:: Written instruction 1 ::
Copy out the lines of the listing running from the one containing "trace-line [573,400,588,685]" through the one containing "trace-fill [65,400,75,685]", both included, character for character.

:: Supplied text ::
Originally published on September 8th, 2013. Featured again on February 8th, 2014.
As a retired teacher-educator and former special education parent advocate, I found Kristine Barnett’s book “The Spark” a real eye opener.
I found it an eye opener, not because Kristine’s insights surprised me, but because they confirmed what I have long believed — that special education labels can be negatively deterministic and that autism is still seen as a lifelong disability, rather than, for some at least, a different way of interacting with the world.
For me, the first major instance of proof of that type of determinism, was when Kristine took Jake out of a special education pre-school program. Essentially, the teacher had demanded that he not be allowed to bring his alphabet cards to school again.
What that signified to Kristine, and rightly so, was that the teacher had basically given up on Jake ever learning to read — even though he was only three at the time! I mean, I am a reading specialist. I taught kids with mild to moderate autism to read as late as age eight or nine!
Anyway, thankfully, Kristine started a program called “Little Light” where she set about preparing Jake and many other children with autism, for a mainstreamed Kindergarten class. My interpretation of how her preparation differed from the formal pre-school class was that she believed the kids could learn and she was willing to go with the flow — by letting their interests, and those of the other children in her group, decide what they did and when they did it.
Of course, when Jake finally did arrive for the first day of Kindergarten, the principal was hesitant because of the earlier autism label. Fortunately, Kristine and her husband Michael talked him into giving Jake a three-week probationary period, during which time he adapted just fine.

:: Written instruction 2 ::
Name every person the piece on "The Spark" identifies by name.

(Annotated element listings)
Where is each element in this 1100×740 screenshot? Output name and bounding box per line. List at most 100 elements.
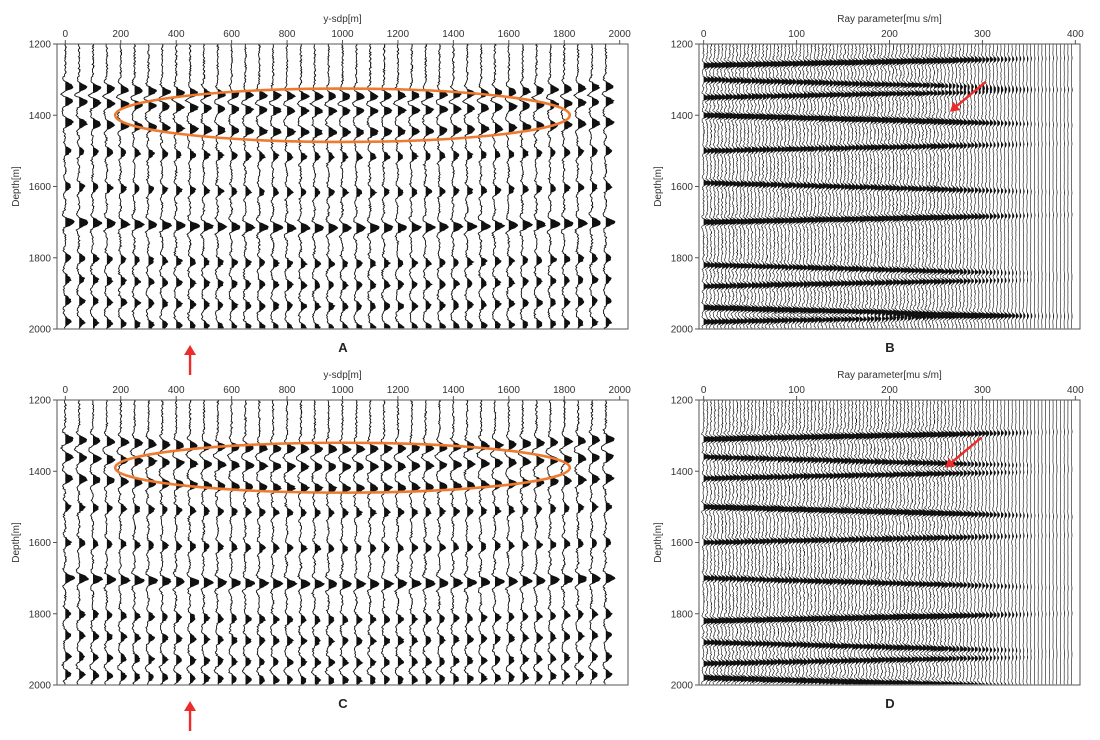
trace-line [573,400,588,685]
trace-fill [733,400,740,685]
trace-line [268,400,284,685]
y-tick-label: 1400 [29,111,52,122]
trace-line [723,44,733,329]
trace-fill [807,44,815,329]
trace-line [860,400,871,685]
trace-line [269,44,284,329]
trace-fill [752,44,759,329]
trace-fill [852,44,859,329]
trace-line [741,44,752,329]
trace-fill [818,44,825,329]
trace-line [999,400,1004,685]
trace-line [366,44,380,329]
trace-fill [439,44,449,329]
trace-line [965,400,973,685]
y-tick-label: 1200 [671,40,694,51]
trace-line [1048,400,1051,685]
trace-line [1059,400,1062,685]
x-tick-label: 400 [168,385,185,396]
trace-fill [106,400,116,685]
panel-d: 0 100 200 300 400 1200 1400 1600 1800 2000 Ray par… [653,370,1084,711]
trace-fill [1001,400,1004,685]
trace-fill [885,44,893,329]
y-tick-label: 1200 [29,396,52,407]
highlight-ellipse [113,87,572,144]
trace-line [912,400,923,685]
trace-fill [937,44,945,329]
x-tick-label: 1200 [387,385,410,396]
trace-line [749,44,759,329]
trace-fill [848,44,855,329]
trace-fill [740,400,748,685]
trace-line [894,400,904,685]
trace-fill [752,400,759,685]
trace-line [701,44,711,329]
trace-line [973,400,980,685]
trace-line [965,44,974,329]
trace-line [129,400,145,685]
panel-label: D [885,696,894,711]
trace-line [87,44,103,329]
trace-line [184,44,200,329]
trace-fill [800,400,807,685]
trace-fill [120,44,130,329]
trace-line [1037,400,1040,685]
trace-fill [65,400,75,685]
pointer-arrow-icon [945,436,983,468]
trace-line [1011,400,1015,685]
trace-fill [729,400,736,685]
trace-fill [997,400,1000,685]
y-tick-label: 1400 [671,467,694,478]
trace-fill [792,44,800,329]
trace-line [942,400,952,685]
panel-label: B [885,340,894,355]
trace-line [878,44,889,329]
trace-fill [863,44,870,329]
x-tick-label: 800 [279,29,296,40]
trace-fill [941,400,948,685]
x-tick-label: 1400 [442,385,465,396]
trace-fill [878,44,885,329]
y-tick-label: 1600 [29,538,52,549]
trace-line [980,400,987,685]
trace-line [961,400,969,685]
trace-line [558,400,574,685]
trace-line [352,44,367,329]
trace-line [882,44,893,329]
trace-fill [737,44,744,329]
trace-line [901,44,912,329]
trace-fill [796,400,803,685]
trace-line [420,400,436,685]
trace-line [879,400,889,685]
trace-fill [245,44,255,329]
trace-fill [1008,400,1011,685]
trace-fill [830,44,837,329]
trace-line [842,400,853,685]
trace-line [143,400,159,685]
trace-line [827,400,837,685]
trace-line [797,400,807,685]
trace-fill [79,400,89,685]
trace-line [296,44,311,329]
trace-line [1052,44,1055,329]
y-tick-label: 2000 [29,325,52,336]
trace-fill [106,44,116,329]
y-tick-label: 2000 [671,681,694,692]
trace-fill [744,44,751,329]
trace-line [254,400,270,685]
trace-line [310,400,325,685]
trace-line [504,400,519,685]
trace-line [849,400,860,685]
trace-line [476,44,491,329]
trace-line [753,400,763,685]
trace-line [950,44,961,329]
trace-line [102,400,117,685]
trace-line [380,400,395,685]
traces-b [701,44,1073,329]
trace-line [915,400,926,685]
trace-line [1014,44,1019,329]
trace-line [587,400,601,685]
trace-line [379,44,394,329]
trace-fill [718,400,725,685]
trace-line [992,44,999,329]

:: Written response 1 ::
trace-line [573,400,588,685]
trace-fill [733,400,740,685]
trace-line [268,400,284,685]
y-tick-label: 1400 [29,111,52,122]
trace-line [723,44,733,329]
trace-fill [807,44,815,329]
trace-line [860,400,871,685]
trace-line [269,44,284,329]
trace-fill [752,44,759,329]
trace-fill [852,44,859,329]
trace-line [741,44,752,329]
trace-fill [818,44,825,329]
trace-line [999,400,1004,685]
trace-line [366,44,380,329]
trace-fill [439,44,449,329]
trace-line [965,400,973,685]
y-tick-label: 1200 [671,40,694,51]
trace-line [1048,400,1051,685]
trace-line [1059,400,1062,685]
x-tick-label: 400 [168,385,185,396]
trace-fill [106,400,116,685]
panel-d: 0 100 200 300 400 1200 1400 1600 1800 2000 Ray par… [653,370,1084,711]
trace-fill [1001,400,1004,685]
trace-fill [885,44,893,329]
y-tick-label: 1200 [29,396,52,407]
highlight-ellipse [113,87,572,144]
trace-line [912,400,923,685]
trace-fill [937,44,945,329]
x-tick-label: 1200 [387,385,410,396]
trace-line [749,44,759,329]
trace-fill [848,44,855,329]
trace-fill [740,400,748,685]
trace-line [894,400,904,685]
trace-fill [752,400,759,685]
trace-line [701,44,711,329]
trace-line [973,400,980,685]
trace-line [965,44,974,329]
trace-line [129,400,145,685]
panel-label: D [885,696,894,711]
trace-line [87,44,103,329]
trace-line [184,44,200,329]
trace-fill [800,400,807,685]
trace-fill [120,44,130,329]
trace-line [1037,400,1040,685]
trace-fill [65,400,75,685]

:: Written response 2 ::
Kristine Barnett
Jake
Michael